* **Problem**: Reproduce the complete listing without any deviation.

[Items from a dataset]
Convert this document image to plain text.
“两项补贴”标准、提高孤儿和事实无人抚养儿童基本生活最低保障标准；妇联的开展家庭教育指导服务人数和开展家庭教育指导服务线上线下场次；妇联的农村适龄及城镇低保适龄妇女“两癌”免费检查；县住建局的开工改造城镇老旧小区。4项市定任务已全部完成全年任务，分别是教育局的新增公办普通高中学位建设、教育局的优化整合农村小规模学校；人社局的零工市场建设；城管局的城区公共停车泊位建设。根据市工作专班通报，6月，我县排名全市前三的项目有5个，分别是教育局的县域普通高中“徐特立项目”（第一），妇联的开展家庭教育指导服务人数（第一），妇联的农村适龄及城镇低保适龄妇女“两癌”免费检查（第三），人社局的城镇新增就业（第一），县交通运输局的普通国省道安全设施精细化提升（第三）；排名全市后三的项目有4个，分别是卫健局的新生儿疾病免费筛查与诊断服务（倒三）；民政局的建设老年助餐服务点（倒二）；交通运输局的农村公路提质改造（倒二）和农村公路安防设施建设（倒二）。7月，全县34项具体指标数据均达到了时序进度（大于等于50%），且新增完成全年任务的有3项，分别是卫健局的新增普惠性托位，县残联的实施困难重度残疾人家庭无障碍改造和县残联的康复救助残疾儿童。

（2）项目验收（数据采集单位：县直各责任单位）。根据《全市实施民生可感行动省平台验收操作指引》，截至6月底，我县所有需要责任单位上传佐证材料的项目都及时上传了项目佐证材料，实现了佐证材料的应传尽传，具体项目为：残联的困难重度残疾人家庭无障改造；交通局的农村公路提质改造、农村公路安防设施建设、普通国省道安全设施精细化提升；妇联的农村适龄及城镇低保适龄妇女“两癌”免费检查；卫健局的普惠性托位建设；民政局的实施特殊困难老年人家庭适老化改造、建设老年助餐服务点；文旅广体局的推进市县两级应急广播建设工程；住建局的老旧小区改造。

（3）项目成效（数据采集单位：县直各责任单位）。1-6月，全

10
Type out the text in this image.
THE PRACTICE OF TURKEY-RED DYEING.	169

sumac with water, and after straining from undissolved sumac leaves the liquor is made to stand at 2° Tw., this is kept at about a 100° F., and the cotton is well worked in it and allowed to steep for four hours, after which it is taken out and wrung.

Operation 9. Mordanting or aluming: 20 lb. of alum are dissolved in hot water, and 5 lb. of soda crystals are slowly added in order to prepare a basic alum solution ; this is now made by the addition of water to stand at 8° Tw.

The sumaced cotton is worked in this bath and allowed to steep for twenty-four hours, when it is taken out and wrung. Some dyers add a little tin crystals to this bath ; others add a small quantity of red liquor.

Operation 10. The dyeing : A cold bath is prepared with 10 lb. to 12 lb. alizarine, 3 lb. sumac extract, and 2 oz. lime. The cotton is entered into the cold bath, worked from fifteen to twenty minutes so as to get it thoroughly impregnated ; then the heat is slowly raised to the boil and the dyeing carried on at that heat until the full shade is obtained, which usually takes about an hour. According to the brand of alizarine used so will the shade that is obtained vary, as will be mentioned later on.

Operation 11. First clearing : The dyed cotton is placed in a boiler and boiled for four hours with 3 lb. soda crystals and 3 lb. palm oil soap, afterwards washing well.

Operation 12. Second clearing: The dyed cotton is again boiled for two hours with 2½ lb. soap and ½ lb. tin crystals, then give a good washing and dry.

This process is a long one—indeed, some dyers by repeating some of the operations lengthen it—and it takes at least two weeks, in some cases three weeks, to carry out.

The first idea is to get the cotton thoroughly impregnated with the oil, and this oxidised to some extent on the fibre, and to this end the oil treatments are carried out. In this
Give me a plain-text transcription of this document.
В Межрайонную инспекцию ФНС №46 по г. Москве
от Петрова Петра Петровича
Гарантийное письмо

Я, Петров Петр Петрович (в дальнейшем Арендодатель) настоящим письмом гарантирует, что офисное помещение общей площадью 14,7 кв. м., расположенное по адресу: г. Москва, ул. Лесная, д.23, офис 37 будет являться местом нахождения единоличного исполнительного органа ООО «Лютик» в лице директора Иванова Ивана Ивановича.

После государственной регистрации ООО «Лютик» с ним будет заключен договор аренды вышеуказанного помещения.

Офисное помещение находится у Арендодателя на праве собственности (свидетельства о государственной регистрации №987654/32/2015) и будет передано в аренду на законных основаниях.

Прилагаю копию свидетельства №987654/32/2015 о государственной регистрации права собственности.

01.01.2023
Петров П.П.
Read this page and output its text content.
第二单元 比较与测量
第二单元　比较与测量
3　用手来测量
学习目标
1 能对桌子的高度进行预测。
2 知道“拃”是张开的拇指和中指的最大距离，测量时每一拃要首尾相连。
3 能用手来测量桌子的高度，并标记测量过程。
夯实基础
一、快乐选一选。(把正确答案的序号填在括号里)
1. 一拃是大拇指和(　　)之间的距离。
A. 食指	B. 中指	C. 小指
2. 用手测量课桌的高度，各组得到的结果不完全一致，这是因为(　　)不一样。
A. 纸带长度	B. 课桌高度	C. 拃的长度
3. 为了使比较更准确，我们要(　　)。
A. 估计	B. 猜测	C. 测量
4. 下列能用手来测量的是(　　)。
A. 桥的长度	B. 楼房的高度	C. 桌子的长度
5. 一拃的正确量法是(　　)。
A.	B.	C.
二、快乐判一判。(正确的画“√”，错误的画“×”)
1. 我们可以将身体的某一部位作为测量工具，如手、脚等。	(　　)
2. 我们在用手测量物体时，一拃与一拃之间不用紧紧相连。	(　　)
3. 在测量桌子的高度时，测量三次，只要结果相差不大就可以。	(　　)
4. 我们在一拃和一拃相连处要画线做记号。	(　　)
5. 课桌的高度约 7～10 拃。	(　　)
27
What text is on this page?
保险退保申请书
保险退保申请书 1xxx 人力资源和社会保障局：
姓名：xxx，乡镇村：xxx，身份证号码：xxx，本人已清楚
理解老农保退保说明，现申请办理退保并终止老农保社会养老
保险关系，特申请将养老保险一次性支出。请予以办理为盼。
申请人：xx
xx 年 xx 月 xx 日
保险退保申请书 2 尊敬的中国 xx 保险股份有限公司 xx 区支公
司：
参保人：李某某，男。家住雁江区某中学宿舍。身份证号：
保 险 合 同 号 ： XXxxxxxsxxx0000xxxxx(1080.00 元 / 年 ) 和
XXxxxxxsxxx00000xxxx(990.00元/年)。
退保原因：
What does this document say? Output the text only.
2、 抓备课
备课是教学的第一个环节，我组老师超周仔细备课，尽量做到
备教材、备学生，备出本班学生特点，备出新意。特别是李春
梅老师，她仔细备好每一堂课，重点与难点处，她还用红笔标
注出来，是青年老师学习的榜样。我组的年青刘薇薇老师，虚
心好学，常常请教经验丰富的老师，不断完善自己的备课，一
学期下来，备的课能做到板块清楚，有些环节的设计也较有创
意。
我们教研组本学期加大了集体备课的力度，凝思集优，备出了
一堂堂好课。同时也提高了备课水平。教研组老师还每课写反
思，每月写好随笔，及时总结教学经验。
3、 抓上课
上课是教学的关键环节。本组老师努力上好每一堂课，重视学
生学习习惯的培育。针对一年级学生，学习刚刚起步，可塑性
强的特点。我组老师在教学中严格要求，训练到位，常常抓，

* **Output for this exercise**:
Convert this document image to plain text.
“两项补贴”标准、提高孤儿和事实无人抚养儿童基本生活最低保障标准；妇联的开展家庭教育指导服务人数和开展家庭教育指导服务线上线下场次；妇联的农村适龄及城镇低保适龄妇女“两癌”免费检查；县住建局的开工改造城镇老旧小区。4项市定任务已全部完成全年任务，分别是教育局的新增公办普通高中学位建设、教育局的优化整合农村小规模学校；人社局的零工市场建设；城管局的城区公共停车泊位建设。根据市工作专班通报，6月，我县排名全市前三的项目有5个，分别是教育局的县域普通高中“徐特立项目”（第一），妇联的开展家庭教育指导服务人数（第一），妇联的农村适龄及城镇低保适龄妇女“两癌”免费检查（第三），人社局的城镇新增就业（第一），县交通运输局的普通国省道安全设施精细化提升（第三）；排名全市后三的项目有4个，分别是卫健局的新生儿疾病免费筛查与诊断服务（倒三）；民政局的建设老年助餐服务点（倒二）；交通运输局的农村公路提质改造（倒二）和农村公路安防设施建设（倒二）。7月，全县34项具体指标数据均达到了时序进度（大于等于50%），且新增完成全年任务的有3项，分别是卫健局的新增普惠性托位，县残联的实施困难重度残疾人家庭无障碍改造和县残联的康复救助残疾儿童。

（2）项目验收（数据采集单位：县直各责任单位）。根据《全市实施民生可感行动省平台验收操作指引》，截至6月底，我县所有需要责任单位上传佐证材料的项目都及时上传了项目佐证材料，实现了佐证材料的应传尽传，具体项目为：残联的困难重度残疾人家庭无障改造；交通局的农村公路提质改造、农村公路安防设施建设、普通国省道安全设施精细化提升；妇联的农村适龄及城镇低保适龄妇女“两癌”免费检查；卫健局的普惠性托位建设；民政局的实施特殊困难老年人家庭适老化改造、建设老年助餐服务点；文旅广体局的推进市县两级应急广播建设工程；住建局的老旧小区改造。

（3）项目成效（数据采集单位：县直各责任单位）。1-6月，全

10
Type out the text in this image.
THE PRACTICE OF TURKEY-RED DYEING.	169

sumac with water, and after straining from undissolved sumac leaves the liquor is made to stand at 2° Tw., this is kept at about a 100° F., and the cotton is well worked in it and allowed to steep for four hours, after which it is taken out and wrung.

Operation 9. Mordanting or aluming: 20 lb. of alum are dissolved in hot water, and 5 lb. of soda crystals are slowly added in order to prepare a basic alum solution ; this is now made by the addition of water to stand at 8° Tw.

The sumaced cotton is worked in this bath and allowed to steep for twenty-four hours, when it is taken out and wrung. Some dyers add a little tin crystals to this bath ; others add a small quantity of red liquor.

Operation 10. The dyeing : A cold bath is prepared with 10 lb. to 12 lb. alizarine, 3 lb. sumac extract, and 2 oz. lime. The cotton is entered into the cold bath, worked from fifteen to twenty minutes so as to get it thoroughly impregnated ; then the heat is slowly raised to the boil and the dyeing carried on at that heat until the full shade is obtained, which usually takes about an hour. According to the brand of alizarine used so will the shade that is obtained vary, as will be mentioned later on.

Operation 11. First clearing : The dyed cotton is placed in a boiler and boiled for four hours with 3 lb. soda crystals and 3 lb. palm oil soap, afterwards washing well.

Operation 12. Second clearing: The dyed cotton is again boiled for two hours with 2½ lb. soap and ½ lb. tin crystals, then give a good washing and dry.

This process is a long one—indeed, some dyers by repeating some of the operations lengthen it—and it takes at least two weeks, in some cases three weeks, to carry out.

The first idea is to get the cotton thoroughly impregnated with the oil, and this oxidised to some extent on the fibre, and to this end the oil treatments are carried out. In this
Give me a plain-text transcription of this document.
В Межрайонную инспекцию ФНС №46 по г. Москве
от Петрова Петра Петровича
Гарантийное письмо

Я, Петров Петр Петрович (в дальнейшем Арендодатель) настоящим письмом гарантирует, что офисное помещение общей площадью 14,7 кв. м., расположенное по адресу: г. Москва, ул. Лесная, д.23, офис 37 будет являться местом нахождения единоличного исполнительного органа ООО «Лютик» в лице директора Иванова Ивана Ивановича.

После государственной регистрации ООО «Лютик» с ним будет заключен договор аренды вышеуказанного помещения.

Офисное помещение находится у Арендодателя на праве собственности (свидетельства о государственной регистрации №987654/32/2015) и будет передано в аренду на законных основаниях.

Прилагаю копию свидетельства №987654/32/2015 о государственной регистрации права собственности.

01.01.2023
Петров П.П.
Read this page and output its text content.
第二单元 比较与测量
第二单元　比较与测量
3　用手来测量
学习目标
1 能对桌子的高度进行预测。
2 知道“拃”是张开的拇指和中指的最大距离，测量时每一拃要首尾相连。
3 能用手来测量桌子的高度，并标记测量过程。
夯实基础
一、快乐选一选。(把正确答案的序号填在括号里)
1. 一拃是大拇指和(　　)之间的距离。
A. 食指	B. 中指	C. 小指
2. 用手测量课桌的高度，各组得到的结果不完全一致，这是因为(　　)不一样。
A. 纸带长度	B. 课桌高度	C. 拃的长度
3. 为了使比较更准确，我们要(　　)。
A. 估计	B. 猜测	C. 测量
4. 下列能用手来测量的是(　　)。
A. 桥的长度	B. 楼房的高度	C. 桌子的长度
5. 一拃的正确量法是(　　)。
A.	B.	C.
二、快乐判一判。(正确的画“√”，错误的画“×”)
1. 我们可以将身体的某一部位作为测量工具，如手、脚等。	(　　)
2. 我们在用手测量物体时，一拃与一拃之间不用紧紧相连。	(　　)
3. 在测量桌子的高度时，测量三次，只要结果相差不大就可以。	(　　)
4. 我们在一拃和一拃相连处要画线做记号。	(　　)
5. 课桌的高度约 7～10 拃。	(　　)
27
What text is on this page?
保险退保申请书
保险退保申请书 1xxx 人力资源和社会保障局：
姓名：xxx，乡镇村：xxx，身份证号码：xxx，本人已清楚
理解老农保退保说明，现申请办理退保并终止老农保社会养老
保险关系，特申请将养老保险一次性支出。请予以办理为盼。
申请人：xx
xx 年 xx 月 xx 日
保险退保申请书 2 尊敬的中国 xx 保险股份有限公司 xx 区支公
司：
参保人：李某某，男。家住雁江区某中学宿舍。身份证号：
保 险 合 同 号 ： XXxxxxxsxxx0000xxxxx(1080.00 元 / 年 ) 和
XXxxxxxsxxx00000xxxx(990.00元/年)。
退保原因：
What does this document say? Output the text only.
2、 抓备课
备课是教学的第一个环节，我组老师超周仔细备课，尽量做到
备教材、备学生，备出本班学生特点，备出新意。特别是李春
梅老师，她仔细备好每一堂课，重点与难点处，她还用红笔标
注出来，是青年老师学习的榜样。我组的年青刘薇薇老师，虚
心好学，常常请教经验丰富的老师，不断完善自己的备课，一
学期下来，备的课能做到板块清楚，有些环节的设计也较有创
意。
我们教研组本学期加大了集体备课的力度，凝思集优，备出了
一堂堂好课。同时也提高了备课水平。教研组老师还每课写反
思，每月写好随笔，及时总结教学经验。
3、 抓上课
上课是教学的关键环节。本组老师努力上好每一堂课，重视学
生学习习惯的培育。针对一年级学生，学习刚刚起步，可塑性
强的特点。我组老师在教学中严格要求，训练到位，常常抓，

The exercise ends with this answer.